__Given task__
For the copy, please give all of the data again exactly and leave the pictures out.

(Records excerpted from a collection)
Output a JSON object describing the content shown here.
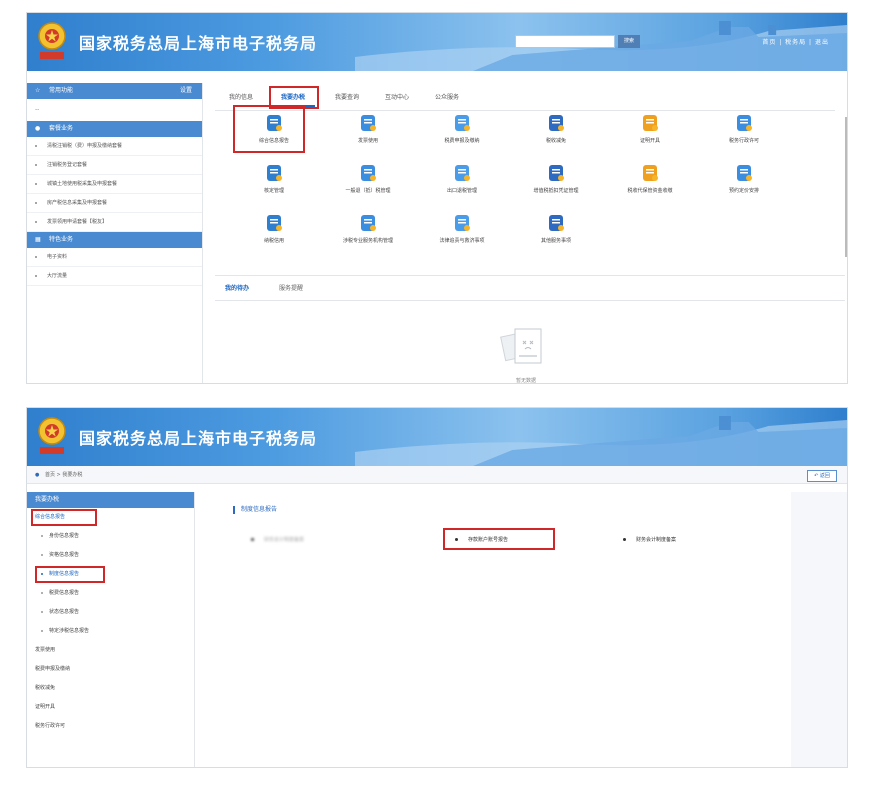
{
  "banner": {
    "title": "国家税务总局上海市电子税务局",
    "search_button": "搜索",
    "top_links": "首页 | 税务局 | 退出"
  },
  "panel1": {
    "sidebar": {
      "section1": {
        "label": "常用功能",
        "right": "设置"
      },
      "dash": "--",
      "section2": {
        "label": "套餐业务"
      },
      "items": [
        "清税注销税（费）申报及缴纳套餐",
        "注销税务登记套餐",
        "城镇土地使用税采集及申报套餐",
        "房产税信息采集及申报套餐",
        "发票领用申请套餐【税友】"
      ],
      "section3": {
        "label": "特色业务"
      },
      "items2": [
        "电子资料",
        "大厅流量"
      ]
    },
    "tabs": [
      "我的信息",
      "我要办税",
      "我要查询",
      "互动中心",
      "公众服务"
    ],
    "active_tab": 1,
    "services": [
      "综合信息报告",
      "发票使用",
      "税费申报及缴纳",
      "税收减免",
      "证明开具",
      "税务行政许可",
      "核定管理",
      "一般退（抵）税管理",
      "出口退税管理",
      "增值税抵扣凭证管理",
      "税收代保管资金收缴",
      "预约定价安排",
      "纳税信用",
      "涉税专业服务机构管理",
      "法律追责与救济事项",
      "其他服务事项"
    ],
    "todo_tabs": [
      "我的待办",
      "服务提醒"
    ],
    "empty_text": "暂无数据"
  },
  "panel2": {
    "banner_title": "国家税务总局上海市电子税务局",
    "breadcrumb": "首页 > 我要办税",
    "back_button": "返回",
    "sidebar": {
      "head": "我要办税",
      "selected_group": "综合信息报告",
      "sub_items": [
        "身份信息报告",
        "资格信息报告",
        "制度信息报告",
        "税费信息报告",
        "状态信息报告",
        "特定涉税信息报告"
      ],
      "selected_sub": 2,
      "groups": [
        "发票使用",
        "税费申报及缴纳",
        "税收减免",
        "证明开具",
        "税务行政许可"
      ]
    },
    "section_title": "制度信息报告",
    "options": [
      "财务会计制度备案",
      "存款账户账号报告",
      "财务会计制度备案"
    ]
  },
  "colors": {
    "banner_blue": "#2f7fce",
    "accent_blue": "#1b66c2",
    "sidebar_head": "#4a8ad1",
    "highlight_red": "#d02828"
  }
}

__Output below__
Output a JSON object describing the content shown here.
{
  "banner": {
    "title": "国家税务总局上海市电子税务局",
    "search_button": "搜索",
    "top_links": "首页 | 税务局 | 退出"
  },
  "panel1": {
    "sidebar": {
      "section1": {
        "label": "常用功能",
        "right": "设置"
      },
      "dash": "--",
      "section2": {
        "label": "套餐业务"
      },
      "items": [
        "清税注销税（费）申报及缴纳套餐",
        "注销税务登记套餐",
        "城镇土地使用税采集及申报套餐",
        "房产税信息采集及申报套餐",
        "发票领用申请套餐【税友】"
      ],
      "section3": {
        "label": "特色业务"
      },
      "items2": [
        "电子资料",
        "大厅流量"
      ]
    },
    "tabs": [
      "我的信息",
      "我要办税",
      "我要查询",
      "互动中心",
      "公众服务"
    ],
    "active_tab": 1,
    "services": [
      "综合信息报告",
      "发票使用",
      "税费申报及缴纳",
      "税收减免",
      "证明开具",
      "税务行政许可",
      "核定管理",
      "一般退（抵）税管理",
      "出口退税管理",
      "增值税抵扣凭证管理",
      "税收代保管资金收缴",
      "预约定价安排",
      "纳税信用",
      "涉税专业服务机构管理",
      "法律追责与救济事项",
      "其他服务事项"
    ],
    "todo_tabs": [
      "我的待办",
      "服务提醒"
    ],
    "empty_text": "暂无数据"
  },
  "panel2": {
    "banner_title": "国家税务总局上海市电子税务局",
    "breadcrumb": "首页 > 我要办税",
    "back_button": "返回",
    "sidebar": {
      "head": "我要办税",
      "selected_group": "综合信息报告",
      "sub_items": [
        "身份信息报告",
        "资格信息报告",
        "制度信息报告",
        "税费信息报告",
        "状态信息报告",
        "特定涉税信息报告"
      ],
      "selected_sub": 2,
      "groups": [
        "发票使用",
        "税费申报及缴纳",
        "税收减免",
        "证明开具",
        "税务行政许可"
      ]
    },
    "section_title": "制度信息报告",
    "options": [
      "财务会计制度备案",
      "存款账户账号报告",
      "财务会计制度备案"
    ]
  },
  "colors": {
    "banner_blue": "#2f7fce",
    "accent_blue": "#1b66c2",
    "sidebar_head": "#4a8ad1",
    "highlight_red": "#d02828"
  }
}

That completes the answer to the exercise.